▸ **Extract**
=== Begin Enclosure ===

    That she succeeded Ninus, and was his spouse;

  • She married her son after Ninus' death and lived with him.
  • Semiramis is mentioned in Scene 2 of the Induction of Shakespeare's, "The Taming of the Shrew."
  • Semiramis appears in many plays and operas, for example Voltaire's tragedy Semiramis and operas with the title Semiramide by Domenico Cimarosa, Marcos Portugal, Josef Mysliveček, Giacomo Meyerbeer, Pedro Calderón de la Barca and Gioachino Rossini. Arthur Honegger composed music for Paul Valéry's eponymous 'ballet-pantomime' in 1934 that was only revived in 1992 after many years of neglect. In Eugène Ionesco's play The Chairs, the Old Woman is referred to as Semiramis.
  • In 1910 Camille de Morlhon directed a film about Semiramis for Pathé, starring Yvonne Mirval.
  • She has also appeared in several sword and sandal films, including the 1954 film Queen of Babylon in which she was played by Rhonda Fleming, and the 1963 film I am Semiramis in which she was played by Yvonne Furneaux. An Italian progressive rock group named Semiramis released one album in 1973.
  • In John Myers Myers's novel Silverlock (chaps.17-18), Semiramis appears as a lustful, commanding queen, who stops her procession to try to seduce young Lucius (who has been transformed into a donkey).
  • In William Faulkner's Snopes Trilogy, Eula Varner is her modern incarnation.
  • One level of Resident Evil Revelations is set aboard an ocean liner named the Queen Semiramis.
  • In 2008 the Italian company Menoventi created Semiramis, a play about the Assyrian queen.
  • The Assyrian people indigenous to Iraq, northeast Syria, southeast Turkey and northwest Iran still retain Semiramis or Shammuramat as a given name for female children to this day.
  • Semiramis of the North was a designation given to powerful female monarchs Margaret I of Denmark and Catherine the Great.

=== End Enclosure ===

▸ **Data for analysis**
=== Begin Enclosure ===

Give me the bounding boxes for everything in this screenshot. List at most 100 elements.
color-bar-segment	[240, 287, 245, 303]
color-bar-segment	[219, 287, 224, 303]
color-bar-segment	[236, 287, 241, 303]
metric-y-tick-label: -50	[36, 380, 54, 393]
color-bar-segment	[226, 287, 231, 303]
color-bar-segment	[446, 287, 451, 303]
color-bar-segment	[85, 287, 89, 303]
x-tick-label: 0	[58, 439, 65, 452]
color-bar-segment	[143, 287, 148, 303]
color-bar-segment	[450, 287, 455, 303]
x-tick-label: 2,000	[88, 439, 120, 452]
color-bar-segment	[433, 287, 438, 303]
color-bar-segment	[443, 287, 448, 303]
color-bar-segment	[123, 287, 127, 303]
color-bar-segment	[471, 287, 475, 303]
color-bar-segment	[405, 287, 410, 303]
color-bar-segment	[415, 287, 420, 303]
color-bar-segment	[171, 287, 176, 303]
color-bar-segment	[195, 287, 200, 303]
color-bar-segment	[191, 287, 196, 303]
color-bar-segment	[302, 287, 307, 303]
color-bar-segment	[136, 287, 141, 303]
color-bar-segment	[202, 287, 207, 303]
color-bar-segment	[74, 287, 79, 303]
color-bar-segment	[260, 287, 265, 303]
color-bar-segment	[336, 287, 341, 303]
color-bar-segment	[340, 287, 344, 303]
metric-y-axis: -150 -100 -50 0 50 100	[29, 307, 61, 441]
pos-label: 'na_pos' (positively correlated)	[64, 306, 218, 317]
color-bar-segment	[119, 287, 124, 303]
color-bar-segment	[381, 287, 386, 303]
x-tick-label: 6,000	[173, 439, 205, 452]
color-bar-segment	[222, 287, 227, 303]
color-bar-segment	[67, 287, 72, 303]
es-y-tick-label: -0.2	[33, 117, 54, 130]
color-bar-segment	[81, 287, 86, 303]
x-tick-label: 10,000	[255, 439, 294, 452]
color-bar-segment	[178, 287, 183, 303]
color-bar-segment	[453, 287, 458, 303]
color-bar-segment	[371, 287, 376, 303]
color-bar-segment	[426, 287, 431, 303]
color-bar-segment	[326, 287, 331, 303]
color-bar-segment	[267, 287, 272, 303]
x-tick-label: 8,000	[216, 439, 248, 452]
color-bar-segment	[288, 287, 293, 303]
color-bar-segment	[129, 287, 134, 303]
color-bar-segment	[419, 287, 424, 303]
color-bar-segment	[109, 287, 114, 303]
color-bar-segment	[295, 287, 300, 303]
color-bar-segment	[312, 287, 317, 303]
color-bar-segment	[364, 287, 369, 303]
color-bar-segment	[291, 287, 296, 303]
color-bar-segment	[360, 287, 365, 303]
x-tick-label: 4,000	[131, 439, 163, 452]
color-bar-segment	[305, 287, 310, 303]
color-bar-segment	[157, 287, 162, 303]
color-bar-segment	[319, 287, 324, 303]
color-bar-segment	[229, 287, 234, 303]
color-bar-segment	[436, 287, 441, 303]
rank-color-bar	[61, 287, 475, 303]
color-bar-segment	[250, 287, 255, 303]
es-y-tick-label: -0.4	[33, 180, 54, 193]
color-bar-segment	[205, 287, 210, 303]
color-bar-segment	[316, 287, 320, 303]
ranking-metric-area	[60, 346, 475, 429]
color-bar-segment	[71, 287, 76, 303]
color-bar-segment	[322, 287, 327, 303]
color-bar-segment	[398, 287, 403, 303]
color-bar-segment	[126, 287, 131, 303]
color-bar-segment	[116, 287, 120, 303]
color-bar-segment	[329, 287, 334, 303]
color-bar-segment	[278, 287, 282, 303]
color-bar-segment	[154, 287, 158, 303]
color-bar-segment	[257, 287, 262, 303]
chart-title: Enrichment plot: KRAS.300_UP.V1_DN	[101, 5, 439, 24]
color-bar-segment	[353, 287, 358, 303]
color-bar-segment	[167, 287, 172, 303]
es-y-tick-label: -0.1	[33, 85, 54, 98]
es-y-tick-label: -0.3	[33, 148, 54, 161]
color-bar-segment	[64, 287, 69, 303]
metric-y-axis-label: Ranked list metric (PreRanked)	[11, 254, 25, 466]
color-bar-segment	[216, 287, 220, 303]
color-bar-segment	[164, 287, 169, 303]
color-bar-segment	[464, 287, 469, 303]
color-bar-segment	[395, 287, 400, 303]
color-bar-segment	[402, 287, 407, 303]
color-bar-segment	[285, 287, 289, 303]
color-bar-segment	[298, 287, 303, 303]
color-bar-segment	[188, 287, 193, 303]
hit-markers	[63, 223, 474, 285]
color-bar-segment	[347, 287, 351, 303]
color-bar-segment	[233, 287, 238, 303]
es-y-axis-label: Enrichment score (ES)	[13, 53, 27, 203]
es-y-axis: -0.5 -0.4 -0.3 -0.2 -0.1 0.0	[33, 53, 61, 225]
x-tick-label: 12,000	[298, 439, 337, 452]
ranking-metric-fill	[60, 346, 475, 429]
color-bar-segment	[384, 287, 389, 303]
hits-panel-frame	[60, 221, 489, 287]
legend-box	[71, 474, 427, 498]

=== End Enclosure ===

▸ **What to do**
A. According to the Semiramis extract, who played Semiramis in the 1954 film Queen of Babylon?
B. Resume the Semiramis extract after its last item.

▸ **Answers for the tasks**
A. Rhonda Fleming

B.
  • In Ingmar Bergman's Smiles of a Summer Night, Count Malcolm (Jarl Kulle) instructs a servant to "[s]addle up Semiramis for 9 o'clock."
  • In the Japanese light novel Fate/Apocrypha Semiramis makes an appearance as one of the "Servants" being the "Assassin of Red".
  • Hislop's goddess claim

    Christian minister Alexander Hislop in The Two Babylons (1853) claimed that Semiramis was an actual person in ancient Mesopotamia who invented polytheism and, with it, goddess worship.

    Hislop believed that Semiramis was a consort of Nimrod, builder of the Bible's Tower of Babel, although Biblical mention of consorts to Nimrod is lacking.

    According to Hislop, Semiramis invented polytheism in an effort to corrupt her subjects' original faith in the God of Genesis. She deified herself as Ishtar and her son as Gilgamesh, as well as various members of her court and her then deceased husband.

    In support of his claim, Hislop talked about legends of Semiramis being raised by doves. He referred to the writings by the church's Ante-Nicene Fathers to suggest that these stories began as propaganda invented and circulated by Semiramis herself, so her subjects would ascribe to her the status of Queen of Heaven and view her child as divine.

    Hislop believed Semiramis' child to be the Akkadian deity Tammuz, a god of vegetation, as well as a life-death-rebirth deity.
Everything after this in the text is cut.